Extracted data entries
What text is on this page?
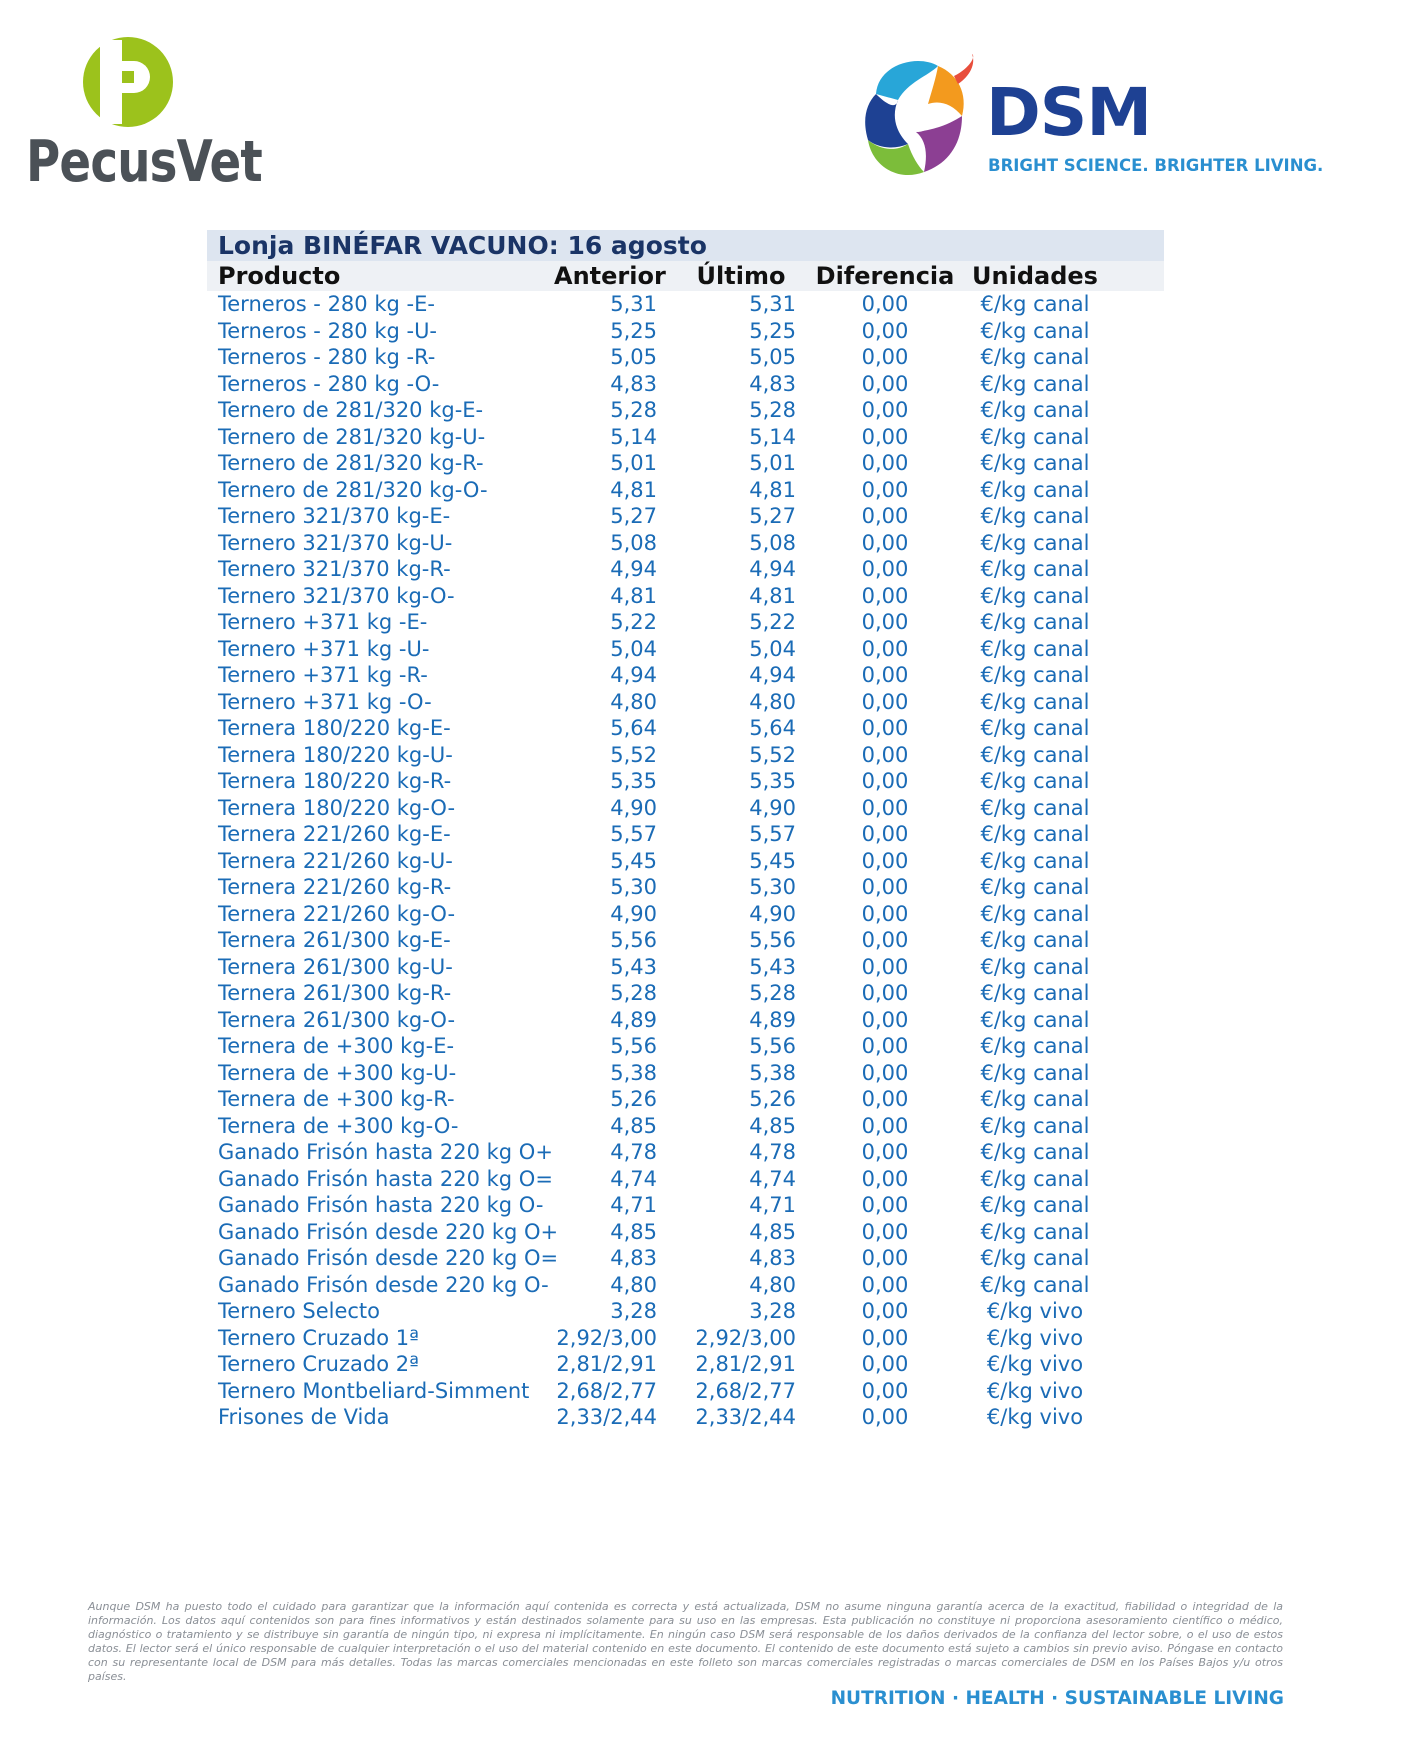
PecusVet
DSM
BRIGHT SCIENCE. BRIGHTER LIVING.
Lonja BINÉFAR VACUNO: 16 agosto
Producto	Anterior	Último	Diferencia Unidades
Terneros - 280 kg -E-	5,31	5,31	0,00	€/kg canal
Terneros - 280 kg -U-	5,25	5,25	0,00	€/kg canal
Terneros - 280 kg -R-	5,05	5,05	0,00	€/kg canal
Terneros - 280 kg -O-	4,83	4,83	0,00	€/kg canal
Ternero de 281/320 kg-E-	5,28	5,28	0,00	€/kg canal
Ternero de 281/320 kg-U-	5,14	5,14	0,00	€/kg canal
Ternero de 281/320 kg-R-	5,01	5,01	0,00	€/kg canal
Ternero de 281/320 kg-O-	4,81	4,81	0,00	€/kg canal
Ternero 321/370 kg-E-	5,27	5,27	0,00	€/kg canal
Ternero 321/370 kg-U-	5,08	5,08	0,00	€/kg canal
Ternero 321/370 kg-R-	4,94	4,94	0,00	€/kg canal
Ternero 321/370 kg-O-	4,81	4,81	0,00	€/kg canal
Ternero +371 kg -E-	5,22	5,22	0,00	€/kg canal
Ternero +371 kg -U-	5,04	5,04	0,00	€/kg canal
Ternero +371 kg -R-	4,94	4,94	0,00	€/kg canal
Ternero +371 kg -O-	4,80	4,80	0,00	€/kg canal
Ternera 180/220 kg-E-	5,64	5,64	0,00	€/kg canal
Ternera 180/220 kg-U-	5,52	5,52	0,00	€/kg canal
Ternera 180/220 kg-R-	5,35	5,35	0,00	€/kg canal
Ternera 180/220 kg-O-	4,90	4,90	0,00	€/kg canal
Ternera 221/260 kg-E-	5,57	5,57	0,00	€/kg canal
Ternera 221/260 kg-U-	5,45	5,45	0,00	€/kg canal
Ternera 221/260 kg-R-	5,30	5,30	0,00	€/kg canal
Ternera 221/260 kg-O-	4,90	4,90	0,00	€/kg canal
Ternera 261/300 kg-E-	5,56	5,56	0,00	€/kg canal
Ternera 261/300 kg-U-	5,43	5,43	0,00	€/kg canal
Ternera 261/300 kg-R-	5,28	5,28	0,00	€/kg canal
Ternera 261/300 kg-O-	4,89	4,89	0,00	€/kg canal
Ternera de +300 kg-E-	5,56	5,56	0,00	€/kg canal
Ternera de +300 kg-U-	5,38	5,38	0,00	€/kg canal
Ternera de +300 kg-R-	5,26	5,26	0,00	€/kg canal
Ternera de +300 kg-O-	4,85	4,85	0,00	€/kg canal
Ganado Frisón hasta 220 kg O+	4,78	4,78	0,00	€/kg canal
Ganado Frisón hasta 220 kg O=	4,74	4,74	0,00	€/kg canal
Ganado Frisón hasta 220 kg O-	4,71	4,71	0,00	€/kg canal
Ganado Frisón desde 220 kg O+	4,85	4,85	0,00	€/kg canal
Ganado Frisón desde 220 kg O=	4,83	4,83	0,00	€/kg canal
Ganado Frisón desde 220 kg O-	4,80	4,80	0,00	€/kg canal
Ternero Selecto	3,28	3,28	0,00	€/kg vivo
Ternero Cruzado 1ª	2,92/3,00	2,92/3,00	0,00	€/kg vivo
Ternero Cruzado 2ª	2,81/2,91	2,81/2,91	0,00	€/kg vivo
Ternero Montbeliard-Simment	2,68/2,77	2,68/2,77	0,00	€/kg vivo
Frisones de Vida	2,33/2,44	2,33/2,44	0,00	€/kg vivo
Aunque DSM ha puesto todo el cuidado para garantizar que la información aquí contenida es correcta y está actualizada, DSM no asume ninguna garantía acerca de la exactitud, fiabilidad o integridad de la información. Los datos aquí contenidos son para fines informativos y están destinados solamente para su uso en las empresas. Esta publicación no constituye ni proporciona asesoramiento científico o médico, diagnóstico o tratamiento y se distribuye sin garantía de ningún tipo, ni expresa ni implícitamente. En ningún caso DSM será responsable de los daños derivados de la confianza del lector sobre, o el uso de estos datos. El lector será el único responsable de cualquier interpretación o el uso del material contenido en este documento. El contenido de este documento está sujeto a cambios sin previo aviso. Póngase en contacto con su representante local de DSM para más detalles. Todas las marcas comerciales mencionadas en este folleto son marcas comerciales registradas o marcas comerciales de DSM en los Países Bajos y/u otros países.
NUTRITION · HEALTH · SUSTAINABLE LIVING
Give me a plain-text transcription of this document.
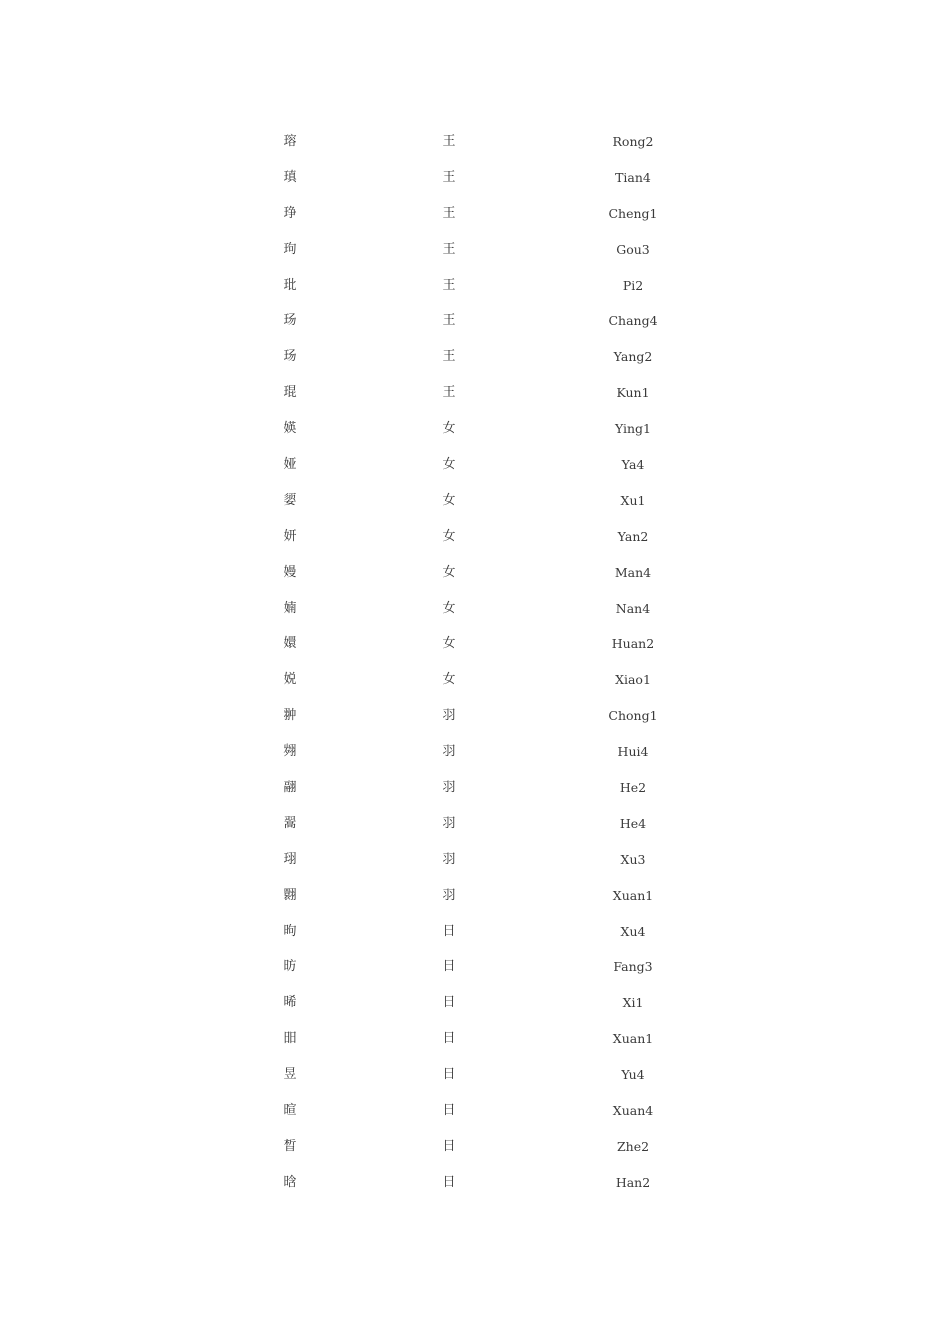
瑢	王	Rong2
瑱	王	Tian4
琤	王	Cheng1
玽	王	Gou3
玭	王	Pi2
玚	王	Chang4
玚	王	Yang2
琨	王	Kun1
媖	女	Ying1
娅	女	Ya4
媭	女	Xu1
妍	女	Yan2
嫚	女	Man4
婻	女	Nan4
嬛	女	Huan2
娧	女	Xiao1
翀	羽	Chong1
翙	羽	Hui4
翮	羽	He2
翯	羽	He4
珝	羽	Xu3
翾	羽	Xuan1
昫	日	Xu4
昉	日	Fang3
晞	日	Xi1
昍	日	Xuan1
昱	日	Yu4
暄	日	Xuan4
晳	日	Zhe2
晗	日	Han2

Instructions for the task |
Collect each line above holding the string "Frisón".

Problem solution |
Ganado Frisón hasta 220 kg O+	4,78	4,78	0,00	€/kg canal
Ganado Frisón hasta 220 kg O=	4,74	4,74	0,00	€/kg canal
Ganado Frisón hasta 220 kg O-	4,71	4,71	0,00	€/kg canal
Ganado Frisón desde 220 kg O+	4,85	4,85	0,00	€/kg canal
Ganado Frisón desde 220 kg O=	4,83	4,83	0,00	€/kg canal
Ganado Frisón desde 220 kg O-	4,80	4,80	0,00	€/kg canal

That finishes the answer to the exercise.